◆ WORK INSTRUCTIONS
Check each line of the listing, and copy it if it contains the word "structured".

◆ THE RECORDS

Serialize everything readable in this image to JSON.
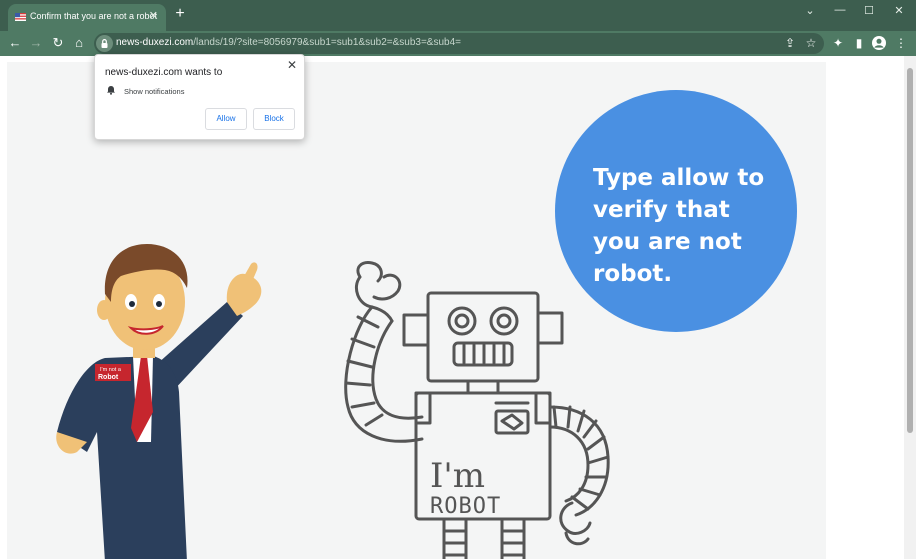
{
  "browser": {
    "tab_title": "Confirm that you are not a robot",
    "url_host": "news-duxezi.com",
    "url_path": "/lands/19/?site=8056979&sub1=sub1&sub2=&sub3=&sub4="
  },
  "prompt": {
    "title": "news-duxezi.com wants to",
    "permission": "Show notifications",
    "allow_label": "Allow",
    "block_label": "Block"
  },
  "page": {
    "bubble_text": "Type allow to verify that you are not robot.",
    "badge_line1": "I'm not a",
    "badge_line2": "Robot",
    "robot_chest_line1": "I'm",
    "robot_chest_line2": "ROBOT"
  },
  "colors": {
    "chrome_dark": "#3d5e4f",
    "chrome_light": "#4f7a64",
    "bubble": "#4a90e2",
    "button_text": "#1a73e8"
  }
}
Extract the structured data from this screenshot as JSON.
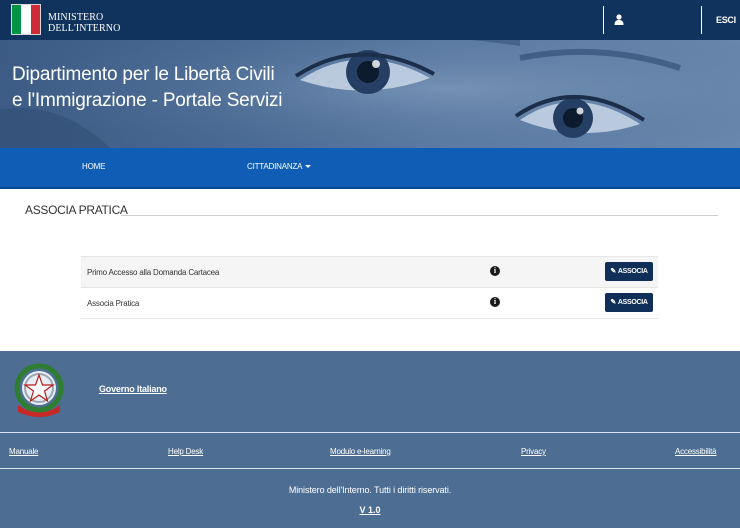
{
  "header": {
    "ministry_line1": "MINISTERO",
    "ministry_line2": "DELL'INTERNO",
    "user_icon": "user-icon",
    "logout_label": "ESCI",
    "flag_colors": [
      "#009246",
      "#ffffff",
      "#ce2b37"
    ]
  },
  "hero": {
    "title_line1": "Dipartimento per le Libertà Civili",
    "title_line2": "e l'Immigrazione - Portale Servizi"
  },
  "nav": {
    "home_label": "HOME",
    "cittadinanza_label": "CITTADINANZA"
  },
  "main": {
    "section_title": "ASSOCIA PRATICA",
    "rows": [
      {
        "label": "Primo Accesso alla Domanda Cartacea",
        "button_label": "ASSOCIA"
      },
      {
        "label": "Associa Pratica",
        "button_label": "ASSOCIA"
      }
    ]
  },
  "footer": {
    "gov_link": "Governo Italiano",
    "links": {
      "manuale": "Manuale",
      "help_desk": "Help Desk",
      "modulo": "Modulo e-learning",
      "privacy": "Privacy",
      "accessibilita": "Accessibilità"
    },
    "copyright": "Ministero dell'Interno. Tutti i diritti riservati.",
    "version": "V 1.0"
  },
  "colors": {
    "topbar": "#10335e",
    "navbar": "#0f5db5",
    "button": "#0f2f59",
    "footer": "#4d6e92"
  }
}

...

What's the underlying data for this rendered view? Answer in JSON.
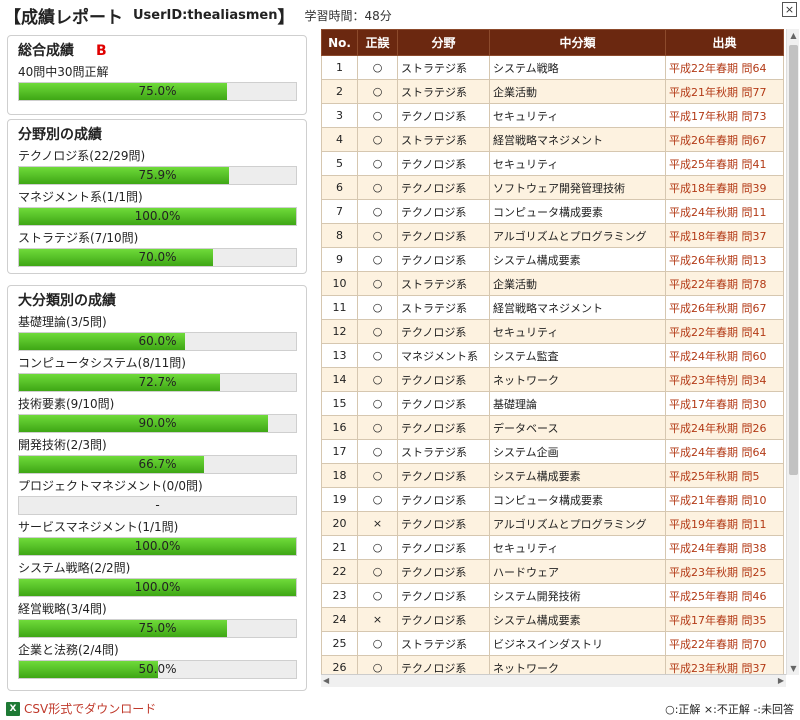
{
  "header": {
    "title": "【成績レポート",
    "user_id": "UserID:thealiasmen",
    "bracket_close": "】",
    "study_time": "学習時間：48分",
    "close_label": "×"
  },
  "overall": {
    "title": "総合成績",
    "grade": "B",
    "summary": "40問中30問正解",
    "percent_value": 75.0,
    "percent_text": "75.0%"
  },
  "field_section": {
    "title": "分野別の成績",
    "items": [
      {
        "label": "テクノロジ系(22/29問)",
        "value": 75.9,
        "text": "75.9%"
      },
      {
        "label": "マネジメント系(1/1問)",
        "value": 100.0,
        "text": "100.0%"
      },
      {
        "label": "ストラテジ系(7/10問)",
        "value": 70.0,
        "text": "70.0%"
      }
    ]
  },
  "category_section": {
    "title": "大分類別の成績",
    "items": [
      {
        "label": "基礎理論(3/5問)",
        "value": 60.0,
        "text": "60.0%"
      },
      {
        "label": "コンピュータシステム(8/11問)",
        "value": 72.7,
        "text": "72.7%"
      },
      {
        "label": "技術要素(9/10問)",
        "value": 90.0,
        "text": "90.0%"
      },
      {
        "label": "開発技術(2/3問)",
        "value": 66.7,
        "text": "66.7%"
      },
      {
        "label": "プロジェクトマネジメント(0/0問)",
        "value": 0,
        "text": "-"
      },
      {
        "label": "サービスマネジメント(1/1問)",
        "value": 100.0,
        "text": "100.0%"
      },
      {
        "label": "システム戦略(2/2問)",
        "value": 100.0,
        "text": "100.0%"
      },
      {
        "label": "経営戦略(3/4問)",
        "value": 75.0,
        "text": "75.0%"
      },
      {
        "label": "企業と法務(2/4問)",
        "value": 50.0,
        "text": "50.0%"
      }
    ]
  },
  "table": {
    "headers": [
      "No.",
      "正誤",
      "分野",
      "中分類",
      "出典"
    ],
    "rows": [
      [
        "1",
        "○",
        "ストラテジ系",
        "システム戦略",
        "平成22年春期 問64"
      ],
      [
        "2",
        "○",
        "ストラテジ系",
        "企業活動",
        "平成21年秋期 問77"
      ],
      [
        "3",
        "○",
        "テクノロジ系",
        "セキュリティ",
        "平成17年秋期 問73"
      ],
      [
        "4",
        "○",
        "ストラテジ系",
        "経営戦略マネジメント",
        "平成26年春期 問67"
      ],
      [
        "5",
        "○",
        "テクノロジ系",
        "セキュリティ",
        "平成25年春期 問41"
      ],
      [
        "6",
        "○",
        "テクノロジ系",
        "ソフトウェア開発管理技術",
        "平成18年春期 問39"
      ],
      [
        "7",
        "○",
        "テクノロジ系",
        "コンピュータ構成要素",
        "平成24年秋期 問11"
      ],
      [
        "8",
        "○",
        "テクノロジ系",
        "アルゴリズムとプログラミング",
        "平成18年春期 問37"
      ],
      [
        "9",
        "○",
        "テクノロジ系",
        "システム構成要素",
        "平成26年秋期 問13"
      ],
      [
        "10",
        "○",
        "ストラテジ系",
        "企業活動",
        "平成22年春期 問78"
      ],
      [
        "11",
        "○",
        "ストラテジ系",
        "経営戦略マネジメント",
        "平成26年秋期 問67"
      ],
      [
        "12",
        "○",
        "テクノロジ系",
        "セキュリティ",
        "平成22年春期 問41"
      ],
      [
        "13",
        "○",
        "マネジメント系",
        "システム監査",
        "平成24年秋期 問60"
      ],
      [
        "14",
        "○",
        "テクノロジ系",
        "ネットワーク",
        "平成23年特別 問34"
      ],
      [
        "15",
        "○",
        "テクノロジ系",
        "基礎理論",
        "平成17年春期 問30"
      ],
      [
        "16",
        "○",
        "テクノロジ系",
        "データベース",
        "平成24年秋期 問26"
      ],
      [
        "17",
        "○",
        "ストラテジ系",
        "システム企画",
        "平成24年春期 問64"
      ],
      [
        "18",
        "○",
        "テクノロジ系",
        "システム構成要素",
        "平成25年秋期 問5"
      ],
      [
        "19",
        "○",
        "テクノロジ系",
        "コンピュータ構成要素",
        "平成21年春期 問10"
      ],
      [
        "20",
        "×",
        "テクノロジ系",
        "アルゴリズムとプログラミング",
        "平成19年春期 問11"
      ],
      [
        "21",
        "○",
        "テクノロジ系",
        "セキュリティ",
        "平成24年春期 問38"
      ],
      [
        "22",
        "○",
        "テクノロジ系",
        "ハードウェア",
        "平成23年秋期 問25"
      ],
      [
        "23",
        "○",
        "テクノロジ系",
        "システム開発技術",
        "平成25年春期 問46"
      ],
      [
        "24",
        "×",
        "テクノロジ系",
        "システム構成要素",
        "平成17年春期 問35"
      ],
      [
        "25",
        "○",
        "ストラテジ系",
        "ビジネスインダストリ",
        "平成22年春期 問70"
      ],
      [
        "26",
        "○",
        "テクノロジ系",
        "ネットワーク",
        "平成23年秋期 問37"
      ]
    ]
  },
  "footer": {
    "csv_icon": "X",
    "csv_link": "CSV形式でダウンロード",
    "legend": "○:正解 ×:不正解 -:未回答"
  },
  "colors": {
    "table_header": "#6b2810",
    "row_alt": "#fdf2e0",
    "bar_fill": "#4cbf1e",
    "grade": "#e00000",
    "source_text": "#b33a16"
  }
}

--

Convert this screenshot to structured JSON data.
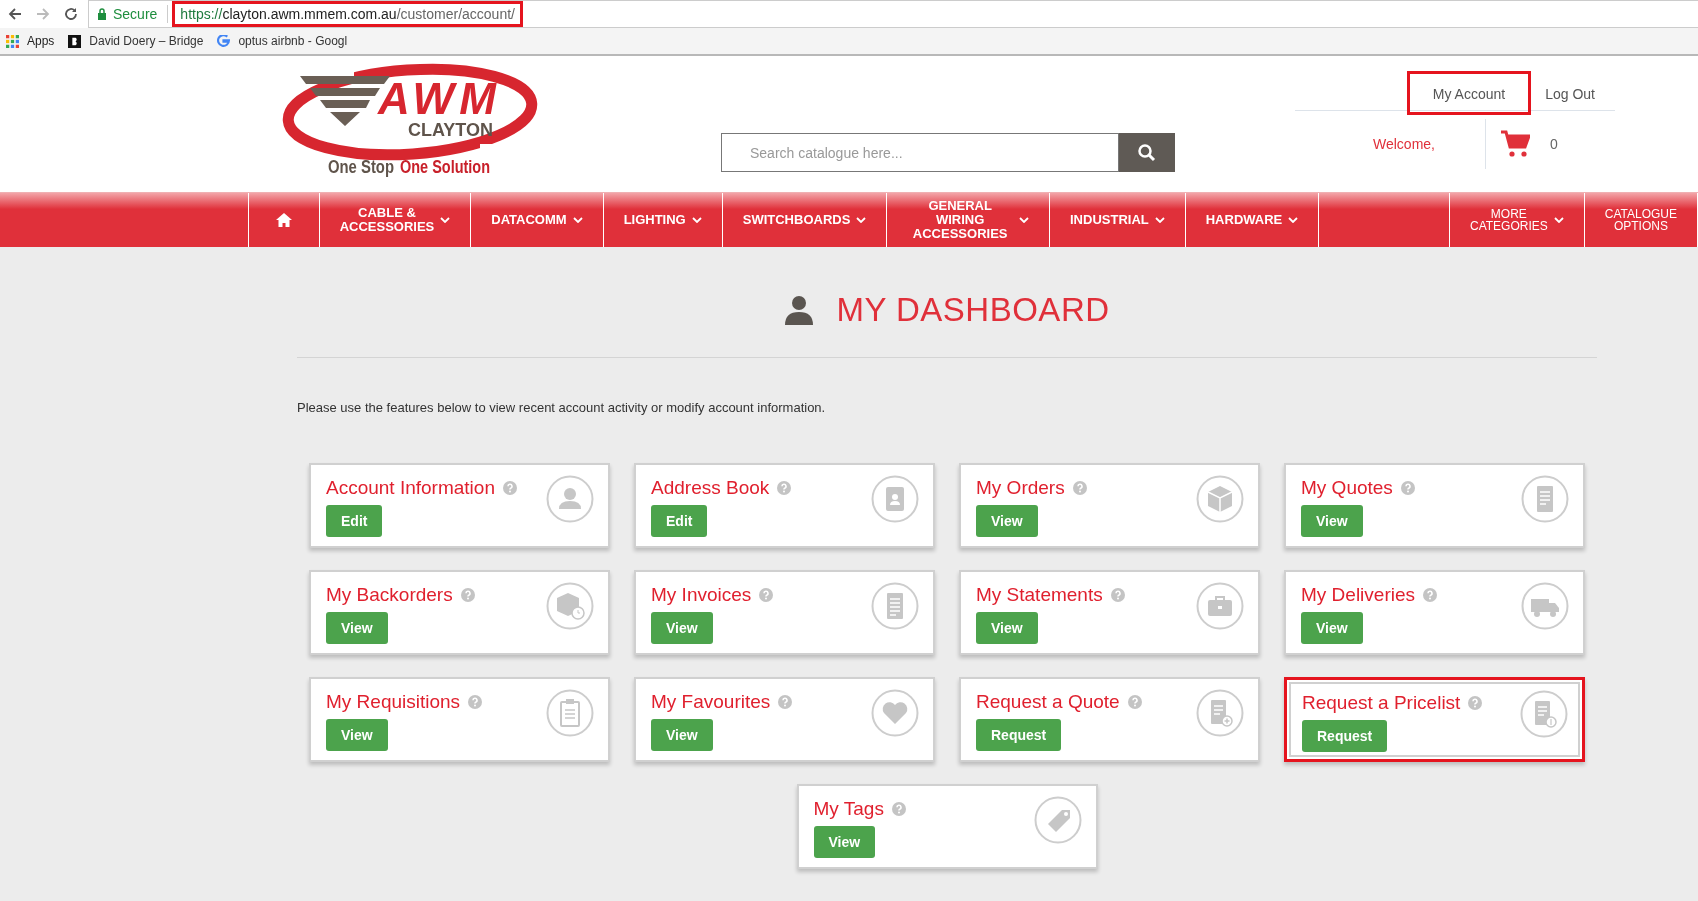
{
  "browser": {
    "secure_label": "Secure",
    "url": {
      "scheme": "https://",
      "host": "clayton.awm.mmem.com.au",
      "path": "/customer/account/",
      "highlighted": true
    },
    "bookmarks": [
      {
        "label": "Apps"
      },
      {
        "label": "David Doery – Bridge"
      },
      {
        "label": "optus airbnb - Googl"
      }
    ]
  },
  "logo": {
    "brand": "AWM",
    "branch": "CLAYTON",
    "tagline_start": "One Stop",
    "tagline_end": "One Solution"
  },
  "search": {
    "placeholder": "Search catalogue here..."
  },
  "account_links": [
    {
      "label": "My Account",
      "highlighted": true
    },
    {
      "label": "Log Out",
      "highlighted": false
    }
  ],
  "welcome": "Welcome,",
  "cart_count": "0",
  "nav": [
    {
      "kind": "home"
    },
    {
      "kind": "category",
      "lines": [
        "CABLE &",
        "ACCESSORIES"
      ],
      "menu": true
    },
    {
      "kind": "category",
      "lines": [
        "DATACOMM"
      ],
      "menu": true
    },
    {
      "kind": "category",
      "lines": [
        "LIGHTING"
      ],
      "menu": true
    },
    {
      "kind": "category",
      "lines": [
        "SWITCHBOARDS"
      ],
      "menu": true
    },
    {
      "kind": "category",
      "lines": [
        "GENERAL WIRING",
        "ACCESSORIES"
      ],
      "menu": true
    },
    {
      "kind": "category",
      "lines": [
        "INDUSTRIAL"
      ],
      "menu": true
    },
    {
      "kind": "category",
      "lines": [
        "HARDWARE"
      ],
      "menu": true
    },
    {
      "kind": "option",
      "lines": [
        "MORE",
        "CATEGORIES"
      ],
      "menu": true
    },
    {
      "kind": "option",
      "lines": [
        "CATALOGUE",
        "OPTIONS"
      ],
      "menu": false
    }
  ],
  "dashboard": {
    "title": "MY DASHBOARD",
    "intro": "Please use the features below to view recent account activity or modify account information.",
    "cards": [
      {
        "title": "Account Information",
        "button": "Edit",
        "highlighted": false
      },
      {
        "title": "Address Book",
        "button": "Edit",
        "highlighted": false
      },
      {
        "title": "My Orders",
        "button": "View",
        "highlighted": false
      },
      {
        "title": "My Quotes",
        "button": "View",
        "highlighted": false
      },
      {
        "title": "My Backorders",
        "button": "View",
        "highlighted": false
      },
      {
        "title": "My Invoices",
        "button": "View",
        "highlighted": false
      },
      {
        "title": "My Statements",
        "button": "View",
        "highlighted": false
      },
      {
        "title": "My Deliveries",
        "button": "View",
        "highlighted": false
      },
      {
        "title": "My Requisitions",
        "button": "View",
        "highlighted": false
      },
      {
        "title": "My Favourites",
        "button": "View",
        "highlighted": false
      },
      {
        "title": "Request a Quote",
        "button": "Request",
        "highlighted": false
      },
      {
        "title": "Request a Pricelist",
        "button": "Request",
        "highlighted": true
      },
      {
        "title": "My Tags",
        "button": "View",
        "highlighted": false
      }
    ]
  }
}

◆ COMPLETED EXERCISE
Extract the structured data from this screenshot as JSON.
Convert this screenshot to structured JSON data.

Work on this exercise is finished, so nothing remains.